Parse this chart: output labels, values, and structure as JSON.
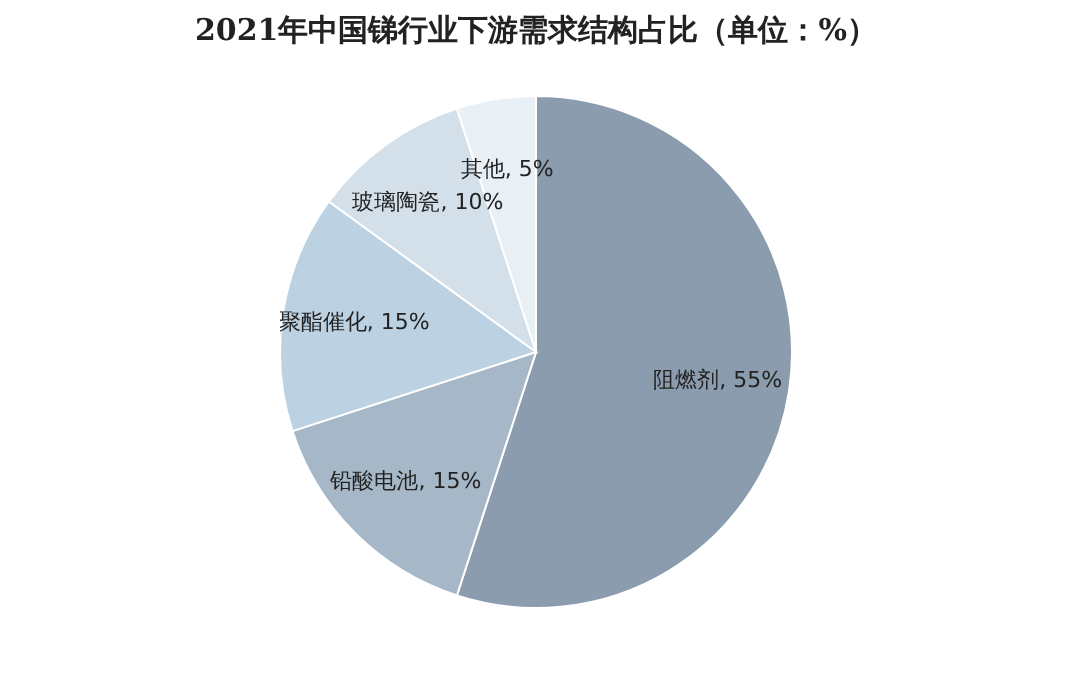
{
  "chart_data": {
    "type": "pie",
    "title": "2021年中国锑行业下游需求结构占比（单位：%）",
    "categories": [
      "阻燃剂",
      "铅酸电池",
      "聚酯催化",
      "玻璃陶瓷",
      "其他"
    ],
    "values": [
      55,
      15,
      15,
      10,
      5
    ],
    "value_labels": [
      "55%",
      "15%",
      "15%",
      "10%",
      "5%"
    ],
    "colors": [
      "#8a9cad",
      "#a6b8c8",
      "#bcd2e3",
      "#d3e0ea",
      "#e8eff5"
    ]
  }
}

________________

Transcribe every entry above exactly. Omit all pictures.

RESULT FOR THIS EXERCISE -
Parse this chart: output labels, values, and structure as JSON.
{
  "chart_data": {
    "type": "pie",
    "title": "2021年中国锑行业下游需求结构占比（单位：%）",
    "categories": [
      "阻燃剂",
      "铅酸电池",
      "聚酯催化",
      "玻璃陶瓷",
      "其他"
    ],
    "values": [
      55,
      15,
      15,
      10,
      5
    ],
    "value_labels": [
      "55%",
      "15%",
      "15%",
      "10%",
      "5%"
    ],
    "colors": [
      "#8a9cad",
      "#a6b8c8",
      "#bcd2e3",
      "#d3e0ea",
      "#e8eff5"
    ]
  }
}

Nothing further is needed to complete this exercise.